Page extract:
Our tour guide is fluent in English but still every bit an ajumma. Yappy, loud and with a terrifying frozen smile, she guided us through everything Korea does right and skimmed over annoyances like “historical details”. (Example: when looking at a map of the peninsula, she asked, “Who knows what Dok-do is?” to which one keen group member replied, “It’s a disputed island between Japan and South Korea,” to which our guide quickly corrected with an air of desperation, “Yes, actually, it’s Korean. Everybody got that? Yes? Dok-do is Korean! Okay?”)

The defector.
The defector.

The North Korean defector, which was the big draw for V and I, was disappointingly vague in her commentary. I still have no idea what her deal is — I assumed she would begin with, I don’t know, a 10-minute story or something about what her life was like, how she escaped, or maybe just who she is. Instead, our guide abruptly announced that she’d answer our questions at some point, and instantly the inanity piled up:

“Do you think reunification is possible?”

“What do North Koreans think of Americans?”

Her answers, from which it was obvious she was either very shy or very bored because she clearly had no interest in answering the same questions she’s asked every day, sounded copied-and-pasted from Wikipedia. V managed to elicit from her that what amazed her most about first arriving in the ROK were electricity, running water and traffic; I asked what her childhood was like, and she replied, with surprising simplicity, that she and many others were happy under Kim Il-sung’s rule.

The saddest (and only) boy at the amusement park.
The saddest (and only) boy at the amusement park.

We later visited an eerily vacant and totally fascinating amusement park at Imjimgak, near the border, built with the aim of educating children about the touchy political area. It’s been criticized by expats and soldiers here before, but to me the whole thing just felt surreal. There was only one family there, including two lone children who rode each ride together, the older girl consoling her crying younger brother.

Dataset extract:
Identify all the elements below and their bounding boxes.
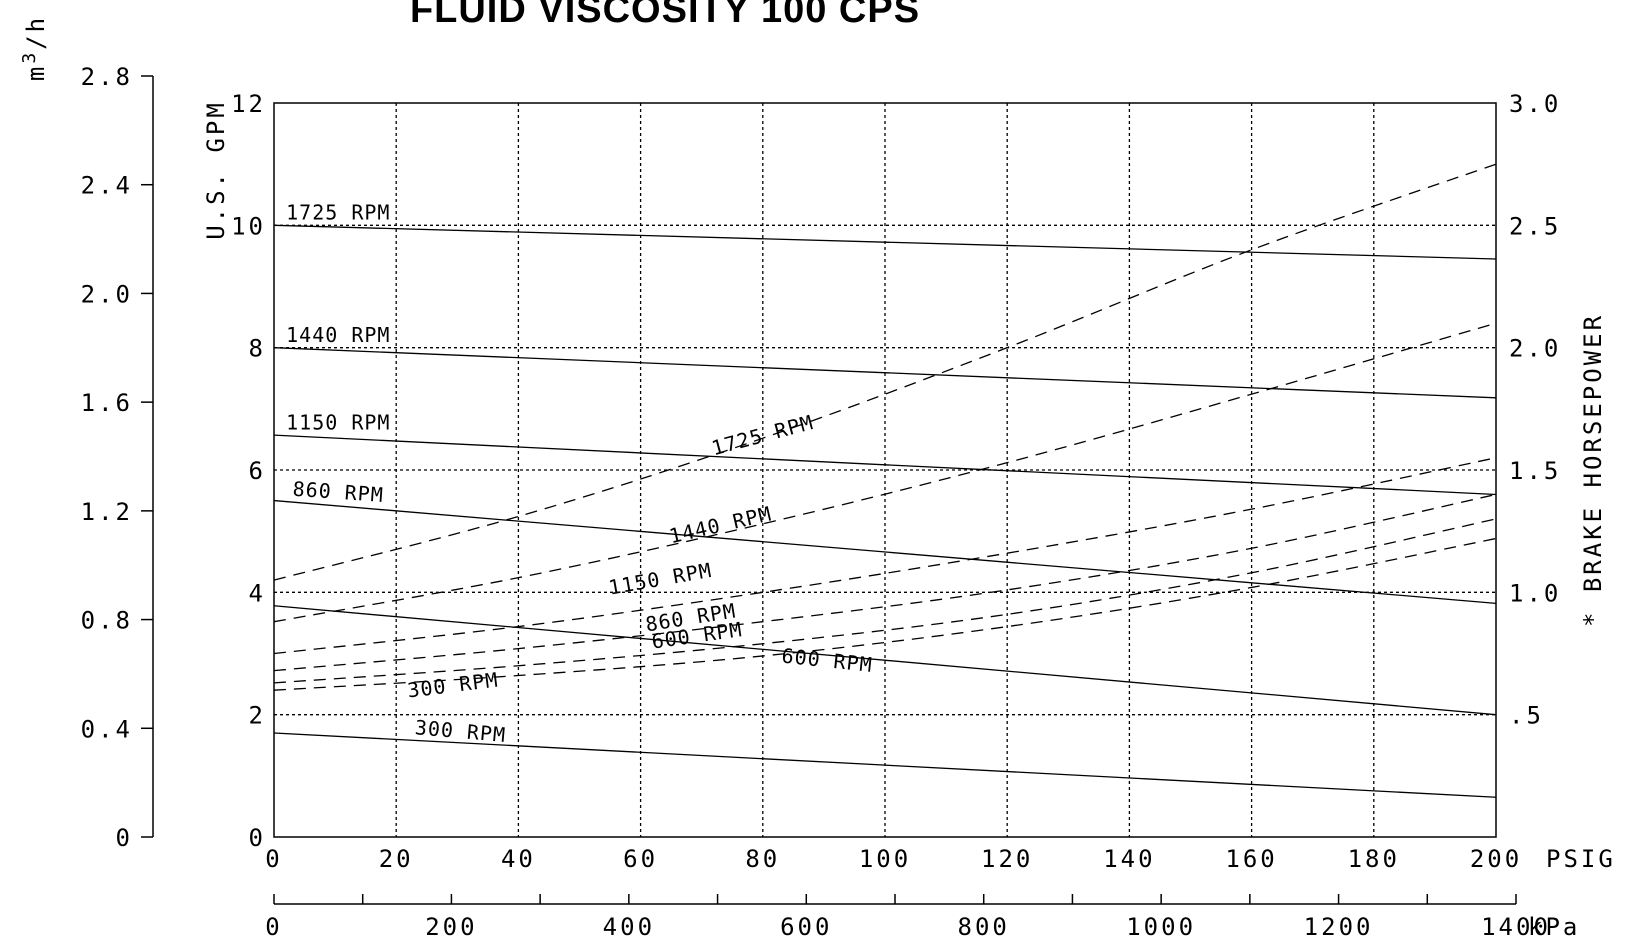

Problem set:
1) In the Korea tour text, where was the amusement park that the group visited?
2) According to the Korea tour text, which things amazed the defector most when she first arrived in the ROK? List each one.
3) Please write the next part of the Korea tour text, picking up after its final sentence.

The answers:
1) At Imjimgak, near the border.

2) Electricity, running water, traffic

3)
Later we met our American guide through the JSA itself, a soldier-cum-tour-guide who’d been in South Korea only two months.

“Did you know you were going to do this?” I asked.

“Nope,” he replied.

V followed up. “Did you have a choice?”

“Not… really.”

Later I inquired how often he had to do these tours. “Every day,” he said, looking at the floor, and before I could ask him whether or not he enjoyed them, he shot me a look and repeated, with emphasis worthy of italics, “Every. Day.”

Though the area obviously bored him by now, I found it the most worthwhile part of the trip. Standing in what is technically North Korean territory allowed me the only moment of tactile connection with what I’d previously read.

Plus, the whole thing just feels cool. There’s literally a North Korean man whose sole job is ostensibly to look at foreign tourists with binoculars from afar. I’m not entirely sure what else he’s paid to do.

And, of course, witnessing the South Korean soldiers’ uncanny stillness is chilling, but mostly on an aesthetic level rather than a political one, and also due to the fact that I can barely sit through and episode of Breaking Bad without fidgeting in my seat every 15 minutes. Well done, boys. One day we’ll call you national heroes for standing so still.